> _Instructions to follow_
Please express the rows below as a JSON list of strings, one string per line and blank lines omitted, starting with the first row and going on through the line that contains "bar <box>322 111 500 719</box>". Include both of those lines and nothing beyond them.

> _A run of rows_
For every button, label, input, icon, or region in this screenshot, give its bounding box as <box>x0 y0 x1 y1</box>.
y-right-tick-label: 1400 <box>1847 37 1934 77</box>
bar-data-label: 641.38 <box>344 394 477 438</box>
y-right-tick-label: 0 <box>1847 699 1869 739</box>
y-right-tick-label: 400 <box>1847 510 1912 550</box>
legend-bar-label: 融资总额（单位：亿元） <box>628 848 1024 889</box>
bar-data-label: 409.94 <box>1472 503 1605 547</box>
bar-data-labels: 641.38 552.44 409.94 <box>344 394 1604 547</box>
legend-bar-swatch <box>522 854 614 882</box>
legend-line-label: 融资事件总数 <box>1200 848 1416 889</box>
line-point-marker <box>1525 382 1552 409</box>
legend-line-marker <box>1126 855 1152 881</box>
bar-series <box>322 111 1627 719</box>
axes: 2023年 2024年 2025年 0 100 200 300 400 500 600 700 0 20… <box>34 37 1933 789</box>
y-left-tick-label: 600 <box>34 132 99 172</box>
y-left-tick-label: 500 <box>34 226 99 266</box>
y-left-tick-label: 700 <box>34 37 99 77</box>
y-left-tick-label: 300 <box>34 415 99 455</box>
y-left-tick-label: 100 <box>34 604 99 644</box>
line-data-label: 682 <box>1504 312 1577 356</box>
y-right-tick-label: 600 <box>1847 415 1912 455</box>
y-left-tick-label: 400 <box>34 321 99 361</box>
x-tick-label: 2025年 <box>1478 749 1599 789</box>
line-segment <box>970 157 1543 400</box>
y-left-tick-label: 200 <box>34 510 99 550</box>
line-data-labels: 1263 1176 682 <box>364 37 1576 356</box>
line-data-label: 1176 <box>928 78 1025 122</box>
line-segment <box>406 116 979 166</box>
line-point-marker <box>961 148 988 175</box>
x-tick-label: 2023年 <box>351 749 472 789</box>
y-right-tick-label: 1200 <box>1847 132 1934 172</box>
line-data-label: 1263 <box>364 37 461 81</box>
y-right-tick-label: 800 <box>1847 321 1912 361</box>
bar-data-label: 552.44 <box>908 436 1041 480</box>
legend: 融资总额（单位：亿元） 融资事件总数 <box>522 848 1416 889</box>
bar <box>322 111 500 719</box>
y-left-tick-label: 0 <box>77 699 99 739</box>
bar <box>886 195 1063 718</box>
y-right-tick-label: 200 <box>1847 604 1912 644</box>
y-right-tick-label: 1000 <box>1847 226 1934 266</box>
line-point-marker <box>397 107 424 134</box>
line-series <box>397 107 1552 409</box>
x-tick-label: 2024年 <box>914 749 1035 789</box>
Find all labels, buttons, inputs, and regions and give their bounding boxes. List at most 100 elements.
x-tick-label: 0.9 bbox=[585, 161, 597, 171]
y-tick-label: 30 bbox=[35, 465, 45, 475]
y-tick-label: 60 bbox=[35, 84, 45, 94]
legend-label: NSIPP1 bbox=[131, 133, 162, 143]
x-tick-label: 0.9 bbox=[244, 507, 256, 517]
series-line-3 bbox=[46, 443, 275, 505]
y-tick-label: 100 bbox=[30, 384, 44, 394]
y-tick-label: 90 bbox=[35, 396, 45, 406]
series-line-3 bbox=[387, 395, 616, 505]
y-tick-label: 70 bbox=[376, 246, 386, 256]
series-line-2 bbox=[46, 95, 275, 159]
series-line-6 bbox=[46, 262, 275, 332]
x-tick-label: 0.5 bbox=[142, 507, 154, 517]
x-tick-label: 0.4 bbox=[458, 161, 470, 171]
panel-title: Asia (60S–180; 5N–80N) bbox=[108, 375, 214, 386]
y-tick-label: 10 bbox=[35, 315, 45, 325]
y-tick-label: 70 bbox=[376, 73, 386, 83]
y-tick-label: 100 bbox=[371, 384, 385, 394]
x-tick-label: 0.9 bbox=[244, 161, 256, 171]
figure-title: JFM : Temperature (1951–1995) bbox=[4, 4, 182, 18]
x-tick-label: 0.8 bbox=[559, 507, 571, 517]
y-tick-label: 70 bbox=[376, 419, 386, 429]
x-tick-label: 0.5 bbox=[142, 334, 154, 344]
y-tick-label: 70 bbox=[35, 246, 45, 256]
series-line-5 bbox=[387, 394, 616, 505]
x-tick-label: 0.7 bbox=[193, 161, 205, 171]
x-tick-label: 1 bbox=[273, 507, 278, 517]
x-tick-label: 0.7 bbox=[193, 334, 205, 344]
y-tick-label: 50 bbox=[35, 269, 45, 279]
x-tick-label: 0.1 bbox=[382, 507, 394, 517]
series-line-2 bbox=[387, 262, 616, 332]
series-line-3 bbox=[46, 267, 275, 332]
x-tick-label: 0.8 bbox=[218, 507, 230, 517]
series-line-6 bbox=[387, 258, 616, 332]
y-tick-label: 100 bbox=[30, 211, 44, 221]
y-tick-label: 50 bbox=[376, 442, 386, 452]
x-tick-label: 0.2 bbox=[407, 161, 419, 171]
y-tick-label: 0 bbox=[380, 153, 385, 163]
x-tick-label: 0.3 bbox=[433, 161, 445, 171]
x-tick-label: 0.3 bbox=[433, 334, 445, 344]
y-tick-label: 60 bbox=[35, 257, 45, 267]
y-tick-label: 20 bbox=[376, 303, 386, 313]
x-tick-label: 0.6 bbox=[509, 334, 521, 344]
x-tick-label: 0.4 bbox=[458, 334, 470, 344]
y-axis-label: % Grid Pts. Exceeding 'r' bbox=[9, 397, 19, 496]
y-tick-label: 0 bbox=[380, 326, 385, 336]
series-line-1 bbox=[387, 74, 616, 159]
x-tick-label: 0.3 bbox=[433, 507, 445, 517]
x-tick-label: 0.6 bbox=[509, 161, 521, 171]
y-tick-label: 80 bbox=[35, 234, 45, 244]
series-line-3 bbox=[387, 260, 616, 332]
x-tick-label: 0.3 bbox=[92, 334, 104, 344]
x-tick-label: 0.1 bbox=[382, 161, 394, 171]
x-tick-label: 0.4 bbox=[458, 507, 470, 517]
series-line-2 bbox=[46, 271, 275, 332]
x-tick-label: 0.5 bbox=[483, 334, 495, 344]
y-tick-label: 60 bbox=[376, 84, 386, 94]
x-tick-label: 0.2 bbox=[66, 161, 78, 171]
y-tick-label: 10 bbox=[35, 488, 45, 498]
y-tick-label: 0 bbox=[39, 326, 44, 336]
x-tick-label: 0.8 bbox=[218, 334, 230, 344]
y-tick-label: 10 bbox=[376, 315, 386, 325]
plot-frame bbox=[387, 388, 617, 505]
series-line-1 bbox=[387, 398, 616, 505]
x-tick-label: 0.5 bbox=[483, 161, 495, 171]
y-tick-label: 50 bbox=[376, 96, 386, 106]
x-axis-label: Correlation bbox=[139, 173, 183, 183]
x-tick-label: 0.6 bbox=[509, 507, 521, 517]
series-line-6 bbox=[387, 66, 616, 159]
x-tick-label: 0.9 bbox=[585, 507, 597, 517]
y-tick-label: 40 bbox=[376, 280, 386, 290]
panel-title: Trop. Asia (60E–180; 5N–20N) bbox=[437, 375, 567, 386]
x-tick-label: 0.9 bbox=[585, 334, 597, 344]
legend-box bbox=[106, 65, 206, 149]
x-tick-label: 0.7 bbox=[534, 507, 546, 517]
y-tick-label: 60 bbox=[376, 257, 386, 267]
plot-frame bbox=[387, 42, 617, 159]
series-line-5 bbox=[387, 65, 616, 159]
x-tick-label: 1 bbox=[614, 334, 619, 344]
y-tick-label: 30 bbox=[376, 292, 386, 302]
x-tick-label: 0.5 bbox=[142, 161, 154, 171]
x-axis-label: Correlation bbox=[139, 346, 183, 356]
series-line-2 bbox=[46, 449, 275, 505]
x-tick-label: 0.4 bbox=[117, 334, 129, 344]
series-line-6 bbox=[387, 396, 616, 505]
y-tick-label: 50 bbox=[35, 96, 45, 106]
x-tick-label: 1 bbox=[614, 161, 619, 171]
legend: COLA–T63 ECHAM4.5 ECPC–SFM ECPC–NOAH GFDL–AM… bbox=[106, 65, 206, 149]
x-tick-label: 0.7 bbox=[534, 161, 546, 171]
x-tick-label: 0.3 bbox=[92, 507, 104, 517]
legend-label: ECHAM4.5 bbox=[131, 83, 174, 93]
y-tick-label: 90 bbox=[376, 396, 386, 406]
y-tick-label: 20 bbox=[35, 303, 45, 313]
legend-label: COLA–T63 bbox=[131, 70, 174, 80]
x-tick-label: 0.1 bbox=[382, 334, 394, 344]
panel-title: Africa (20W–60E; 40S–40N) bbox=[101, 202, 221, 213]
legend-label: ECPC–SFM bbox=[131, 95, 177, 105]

> _Result of this task_
[
  "For every button, label, input, icon, or region in this screenshot, give its bounding box as <box>x0 y0 x1 y1</box>.",
  "y-right-tick-label: 1400 <box>1847 37 1934 77</box>",
  "bar-data-label: 641.38 <box>344 394 477 438</box>",
  "y-right-tick-label: 0 <box>1847 699 1869 739</box>",
  "y-right-tick-label: 400 <box>1847 510 1912 550</box>",
  "legend-bar-label: 融资总额（单位：亿元） <box>628 848 1024 889</box>",
  "bar-data-label: 409.94 <box>1472 503 1605 547</box>",
  "bar-data-labels: 641.38 552.44 409.94 <box>344 394 1604 547</box>",
  "legend-bar-swatch <box>522 854 614 882</box>",
  "legend-line-label: 融资事件总数 <box>1200 848 1416 889</box>",
  "line-point-marker <box>1525 382 1552 409</box>",
  "legend-line-marker <box>1126 855 1152 881</box>",
  "bar-series <box>322 111 1627 719</box>",
  "axes: 2023年 2024年 2025年 0 100 200 300 400 500 600 700 0 20… <box>34 37 1933 789</box>",
  "y-left-tick-label: 600 <box>34 132 99 172</box>",
  "y-left-tick-label: 500 <box>34 226 99 266</box>",
  "y-left-tick-label: 700 <box>34 37 99 77</box>",
  "y-left-tick-label: 300 <box>34 415 99 455</box>",
  "y-left-tick-label: 100 <box>34 604 99 644</box>",
  "line-data-label: 682 <box>1504 312 1577 356</box>",
  "y-right-tick-label: 600 <box>1847 415 1912 455</box>",
  "y-left-tick-label: 400 <box>34 321 99 361</box>",
  "x-tick-label: 2025年 <box>1478 749 1599 789</box>",
  "line-segment <box>970 157 1543 400</box>",
  "y-left-tick-label: 200 <box>34 510 99 550</box>",
  "line-data-labels: 1263 1176 682 <box>364 37 1576 356</box>",
  "line-data-label: 1176 <box>928 78 1025 122</box>",
  "line-segment <box>406 116 979 166</box>",
  "line-point-marker <box>961 148 988 175</box>",
  "x-tick-label: 2023年 <box>351 749 472 789</box>",
  "y-right-tick-label: 1200 <box>1847 132 1934 172</box>",
  "line-data-label: 1263 <box>364 37 461 81</box>",
  "y-right-tick-label: 800 <box>1847 321 1912 361</box>",
  "bar-data-label: 552.44 <box>908 436 1041 480</box>",
  "legend: 融资总额（单位：亿元） 融资事件总数 <box>522 848 1416 889</box>",
  "bar <box>322 111 500 719</box>"
]